■ Exercise description
Pull each line holding the word "mass" from the data.

■ Listed records
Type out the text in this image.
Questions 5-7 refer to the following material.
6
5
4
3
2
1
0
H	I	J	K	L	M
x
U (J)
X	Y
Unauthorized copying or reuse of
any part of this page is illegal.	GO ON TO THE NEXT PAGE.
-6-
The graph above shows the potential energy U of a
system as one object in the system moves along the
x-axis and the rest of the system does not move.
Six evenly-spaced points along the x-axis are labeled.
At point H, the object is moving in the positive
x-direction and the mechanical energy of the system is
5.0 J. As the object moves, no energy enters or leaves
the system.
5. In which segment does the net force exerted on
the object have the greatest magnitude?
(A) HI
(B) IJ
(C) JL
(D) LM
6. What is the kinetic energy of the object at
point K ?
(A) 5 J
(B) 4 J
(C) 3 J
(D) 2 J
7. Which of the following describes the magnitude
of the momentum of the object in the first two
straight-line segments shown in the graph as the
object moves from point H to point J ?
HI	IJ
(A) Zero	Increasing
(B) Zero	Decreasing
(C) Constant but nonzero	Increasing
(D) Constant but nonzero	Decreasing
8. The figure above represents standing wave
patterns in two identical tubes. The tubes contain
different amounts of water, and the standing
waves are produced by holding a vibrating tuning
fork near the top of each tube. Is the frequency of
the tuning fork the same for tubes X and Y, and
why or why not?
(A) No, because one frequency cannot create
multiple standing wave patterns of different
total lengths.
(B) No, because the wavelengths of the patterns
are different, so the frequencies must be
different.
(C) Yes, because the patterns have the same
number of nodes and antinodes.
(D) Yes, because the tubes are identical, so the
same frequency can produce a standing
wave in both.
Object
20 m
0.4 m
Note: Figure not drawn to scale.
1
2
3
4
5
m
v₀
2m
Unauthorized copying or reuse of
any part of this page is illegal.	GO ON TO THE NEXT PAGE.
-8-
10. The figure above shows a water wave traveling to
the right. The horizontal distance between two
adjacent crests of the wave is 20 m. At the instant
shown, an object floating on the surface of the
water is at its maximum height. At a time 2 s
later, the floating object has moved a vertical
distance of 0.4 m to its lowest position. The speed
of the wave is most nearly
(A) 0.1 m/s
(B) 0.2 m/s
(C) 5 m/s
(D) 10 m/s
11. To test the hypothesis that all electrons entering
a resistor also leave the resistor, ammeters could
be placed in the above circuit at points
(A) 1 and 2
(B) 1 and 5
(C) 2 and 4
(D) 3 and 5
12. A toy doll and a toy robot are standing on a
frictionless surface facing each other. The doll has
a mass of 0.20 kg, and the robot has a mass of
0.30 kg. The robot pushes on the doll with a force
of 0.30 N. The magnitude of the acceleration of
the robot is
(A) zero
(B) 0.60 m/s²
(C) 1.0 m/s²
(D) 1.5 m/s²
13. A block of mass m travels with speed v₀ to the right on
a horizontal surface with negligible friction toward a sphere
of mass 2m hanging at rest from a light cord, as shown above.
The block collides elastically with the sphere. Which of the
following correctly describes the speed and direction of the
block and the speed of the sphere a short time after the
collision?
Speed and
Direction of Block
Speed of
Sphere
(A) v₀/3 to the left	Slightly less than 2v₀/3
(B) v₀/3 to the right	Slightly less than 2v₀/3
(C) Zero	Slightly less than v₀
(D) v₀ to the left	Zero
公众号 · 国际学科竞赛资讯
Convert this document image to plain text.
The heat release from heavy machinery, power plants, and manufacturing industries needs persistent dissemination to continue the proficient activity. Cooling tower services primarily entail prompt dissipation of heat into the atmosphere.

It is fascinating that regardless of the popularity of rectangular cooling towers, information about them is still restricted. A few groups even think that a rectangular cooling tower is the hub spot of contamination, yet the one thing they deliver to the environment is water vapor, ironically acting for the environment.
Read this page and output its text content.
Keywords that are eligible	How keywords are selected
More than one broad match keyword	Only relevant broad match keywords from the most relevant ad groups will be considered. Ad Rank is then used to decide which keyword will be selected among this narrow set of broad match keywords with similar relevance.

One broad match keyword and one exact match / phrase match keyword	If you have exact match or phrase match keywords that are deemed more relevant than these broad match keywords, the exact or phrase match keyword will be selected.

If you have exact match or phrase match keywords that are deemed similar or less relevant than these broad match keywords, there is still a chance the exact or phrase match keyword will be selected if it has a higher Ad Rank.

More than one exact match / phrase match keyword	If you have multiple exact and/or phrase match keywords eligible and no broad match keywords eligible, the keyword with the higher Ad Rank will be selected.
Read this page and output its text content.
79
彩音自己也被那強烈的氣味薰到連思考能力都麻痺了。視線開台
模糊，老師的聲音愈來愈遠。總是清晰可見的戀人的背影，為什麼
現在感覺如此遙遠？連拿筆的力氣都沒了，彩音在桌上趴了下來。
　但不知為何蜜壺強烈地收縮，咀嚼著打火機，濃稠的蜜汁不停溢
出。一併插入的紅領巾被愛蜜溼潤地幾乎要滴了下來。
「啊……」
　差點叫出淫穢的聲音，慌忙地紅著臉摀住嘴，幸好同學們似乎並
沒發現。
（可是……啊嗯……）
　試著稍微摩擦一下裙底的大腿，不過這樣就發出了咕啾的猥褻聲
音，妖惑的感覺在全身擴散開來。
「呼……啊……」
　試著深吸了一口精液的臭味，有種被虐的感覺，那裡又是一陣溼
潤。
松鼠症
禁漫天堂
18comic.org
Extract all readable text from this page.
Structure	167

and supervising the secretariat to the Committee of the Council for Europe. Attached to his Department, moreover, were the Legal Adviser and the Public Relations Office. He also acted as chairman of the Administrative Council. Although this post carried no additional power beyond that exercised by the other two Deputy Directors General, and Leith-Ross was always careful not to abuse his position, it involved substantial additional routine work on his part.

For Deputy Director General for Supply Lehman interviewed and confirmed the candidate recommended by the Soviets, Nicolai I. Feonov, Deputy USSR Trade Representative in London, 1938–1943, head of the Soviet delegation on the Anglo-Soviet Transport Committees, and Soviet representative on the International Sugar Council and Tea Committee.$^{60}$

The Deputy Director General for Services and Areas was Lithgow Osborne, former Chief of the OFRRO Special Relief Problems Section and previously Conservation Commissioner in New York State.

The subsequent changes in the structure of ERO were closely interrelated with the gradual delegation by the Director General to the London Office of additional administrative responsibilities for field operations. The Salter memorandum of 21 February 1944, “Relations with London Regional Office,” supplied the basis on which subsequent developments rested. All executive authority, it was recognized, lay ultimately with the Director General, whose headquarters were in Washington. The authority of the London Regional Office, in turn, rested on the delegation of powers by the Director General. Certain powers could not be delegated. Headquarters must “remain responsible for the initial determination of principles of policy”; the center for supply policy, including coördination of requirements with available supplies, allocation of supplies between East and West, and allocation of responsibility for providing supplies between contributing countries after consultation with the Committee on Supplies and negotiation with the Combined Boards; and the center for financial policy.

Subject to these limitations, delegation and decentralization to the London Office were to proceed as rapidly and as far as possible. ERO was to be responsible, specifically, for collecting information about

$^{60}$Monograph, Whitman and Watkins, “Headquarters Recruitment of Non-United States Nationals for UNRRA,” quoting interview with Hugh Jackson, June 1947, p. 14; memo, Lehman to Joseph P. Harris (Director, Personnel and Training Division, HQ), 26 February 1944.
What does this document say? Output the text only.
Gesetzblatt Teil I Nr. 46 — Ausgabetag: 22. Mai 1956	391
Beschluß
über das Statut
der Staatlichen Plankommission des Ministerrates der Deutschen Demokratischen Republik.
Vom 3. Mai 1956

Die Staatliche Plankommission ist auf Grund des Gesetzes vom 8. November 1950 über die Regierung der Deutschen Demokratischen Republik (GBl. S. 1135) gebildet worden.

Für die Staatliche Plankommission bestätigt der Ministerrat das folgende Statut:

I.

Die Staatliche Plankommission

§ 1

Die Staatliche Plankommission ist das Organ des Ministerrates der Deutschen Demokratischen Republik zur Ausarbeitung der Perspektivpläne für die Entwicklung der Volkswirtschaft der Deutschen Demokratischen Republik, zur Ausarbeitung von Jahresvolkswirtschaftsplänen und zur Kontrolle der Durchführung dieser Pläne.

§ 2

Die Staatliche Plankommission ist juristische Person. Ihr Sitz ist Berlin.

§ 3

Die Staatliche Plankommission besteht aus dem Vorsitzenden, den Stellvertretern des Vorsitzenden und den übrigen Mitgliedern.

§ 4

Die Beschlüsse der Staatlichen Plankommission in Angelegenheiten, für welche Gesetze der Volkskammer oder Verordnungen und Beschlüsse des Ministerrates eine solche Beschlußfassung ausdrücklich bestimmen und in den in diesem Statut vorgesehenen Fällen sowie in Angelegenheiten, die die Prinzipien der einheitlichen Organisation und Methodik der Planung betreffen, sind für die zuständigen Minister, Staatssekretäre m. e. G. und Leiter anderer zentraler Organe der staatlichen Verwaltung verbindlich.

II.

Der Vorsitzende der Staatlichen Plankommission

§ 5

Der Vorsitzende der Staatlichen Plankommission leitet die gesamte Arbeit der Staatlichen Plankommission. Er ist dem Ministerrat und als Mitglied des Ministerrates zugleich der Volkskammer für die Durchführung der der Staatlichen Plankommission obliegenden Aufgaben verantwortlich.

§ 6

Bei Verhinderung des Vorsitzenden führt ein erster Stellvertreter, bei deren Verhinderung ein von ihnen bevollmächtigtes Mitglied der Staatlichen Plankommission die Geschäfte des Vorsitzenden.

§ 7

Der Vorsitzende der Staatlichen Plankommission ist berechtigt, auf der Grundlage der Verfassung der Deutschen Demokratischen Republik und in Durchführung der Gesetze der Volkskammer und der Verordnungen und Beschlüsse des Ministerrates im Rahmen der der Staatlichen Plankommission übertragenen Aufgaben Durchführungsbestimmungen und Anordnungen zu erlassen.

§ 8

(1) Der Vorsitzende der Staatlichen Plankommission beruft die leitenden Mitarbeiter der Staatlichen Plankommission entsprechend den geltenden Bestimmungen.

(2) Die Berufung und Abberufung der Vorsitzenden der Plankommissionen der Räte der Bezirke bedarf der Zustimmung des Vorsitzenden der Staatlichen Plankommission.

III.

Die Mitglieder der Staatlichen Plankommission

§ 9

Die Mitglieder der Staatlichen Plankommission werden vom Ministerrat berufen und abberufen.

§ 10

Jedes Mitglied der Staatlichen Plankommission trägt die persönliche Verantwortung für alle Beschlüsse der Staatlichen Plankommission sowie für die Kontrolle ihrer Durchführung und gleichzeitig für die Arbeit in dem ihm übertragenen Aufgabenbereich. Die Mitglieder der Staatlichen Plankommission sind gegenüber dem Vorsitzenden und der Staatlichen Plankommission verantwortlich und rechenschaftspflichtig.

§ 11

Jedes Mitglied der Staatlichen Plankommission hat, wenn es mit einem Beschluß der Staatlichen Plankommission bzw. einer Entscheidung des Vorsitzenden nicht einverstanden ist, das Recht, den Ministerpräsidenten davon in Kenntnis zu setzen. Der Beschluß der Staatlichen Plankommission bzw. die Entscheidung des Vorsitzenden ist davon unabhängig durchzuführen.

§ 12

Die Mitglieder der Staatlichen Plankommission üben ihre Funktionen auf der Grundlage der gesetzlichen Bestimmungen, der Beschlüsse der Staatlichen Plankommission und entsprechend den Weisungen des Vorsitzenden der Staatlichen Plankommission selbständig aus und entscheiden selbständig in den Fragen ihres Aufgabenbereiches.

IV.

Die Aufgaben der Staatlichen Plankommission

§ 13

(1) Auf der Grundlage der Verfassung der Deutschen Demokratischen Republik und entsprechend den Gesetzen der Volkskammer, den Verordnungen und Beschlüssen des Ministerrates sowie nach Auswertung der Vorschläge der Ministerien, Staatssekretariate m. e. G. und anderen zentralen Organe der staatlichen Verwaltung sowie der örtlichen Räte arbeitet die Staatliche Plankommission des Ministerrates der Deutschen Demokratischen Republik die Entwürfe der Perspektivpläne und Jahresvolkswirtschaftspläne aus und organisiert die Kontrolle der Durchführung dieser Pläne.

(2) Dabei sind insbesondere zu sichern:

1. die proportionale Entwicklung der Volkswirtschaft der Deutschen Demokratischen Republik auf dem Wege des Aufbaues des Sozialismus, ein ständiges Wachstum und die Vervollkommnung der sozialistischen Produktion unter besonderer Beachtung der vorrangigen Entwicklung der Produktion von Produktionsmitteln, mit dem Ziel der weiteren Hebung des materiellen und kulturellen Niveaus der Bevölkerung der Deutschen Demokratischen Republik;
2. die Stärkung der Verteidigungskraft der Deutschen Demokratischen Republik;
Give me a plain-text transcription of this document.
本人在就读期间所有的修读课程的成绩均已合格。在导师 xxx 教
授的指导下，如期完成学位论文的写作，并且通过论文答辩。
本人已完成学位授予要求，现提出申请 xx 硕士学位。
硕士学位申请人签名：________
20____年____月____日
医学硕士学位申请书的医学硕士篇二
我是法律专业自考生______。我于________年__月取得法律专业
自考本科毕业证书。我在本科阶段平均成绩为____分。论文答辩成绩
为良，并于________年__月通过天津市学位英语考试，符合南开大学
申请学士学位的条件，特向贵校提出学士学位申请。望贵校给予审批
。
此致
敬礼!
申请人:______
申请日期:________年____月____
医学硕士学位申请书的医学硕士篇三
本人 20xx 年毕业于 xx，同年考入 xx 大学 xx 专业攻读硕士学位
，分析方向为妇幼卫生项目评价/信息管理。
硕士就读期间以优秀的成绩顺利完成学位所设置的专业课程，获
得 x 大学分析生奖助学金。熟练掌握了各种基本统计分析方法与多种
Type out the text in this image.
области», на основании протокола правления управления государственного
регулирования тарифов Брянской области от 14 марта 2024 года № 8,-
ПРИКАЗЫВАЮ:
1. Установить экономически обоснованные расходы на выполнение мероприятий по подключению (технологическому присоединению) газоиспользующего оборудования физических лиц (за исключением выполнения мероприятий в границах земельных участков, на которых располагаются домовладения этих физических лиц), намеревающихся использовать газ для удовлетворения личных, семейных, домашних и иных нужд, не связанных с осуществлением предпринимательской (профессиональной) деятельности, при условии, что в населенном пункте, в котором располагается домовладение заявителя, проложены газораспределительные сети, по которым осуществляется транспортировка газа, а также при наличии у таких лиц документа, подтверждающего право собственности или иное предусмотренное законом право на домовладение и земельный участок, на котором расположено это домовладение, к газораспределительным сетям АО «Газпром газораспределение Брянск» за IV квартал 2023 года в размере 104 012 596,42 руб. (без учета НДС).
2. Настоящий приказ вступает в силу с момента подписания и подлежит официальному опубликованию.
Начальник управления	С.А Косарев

■ Exercise result
a mass of 0.20 kg, and the robot has a mass of
13. A block of mass m travels with speed v₀ to the right on
of mass 2m hanging at rest from a light cord, as shown above.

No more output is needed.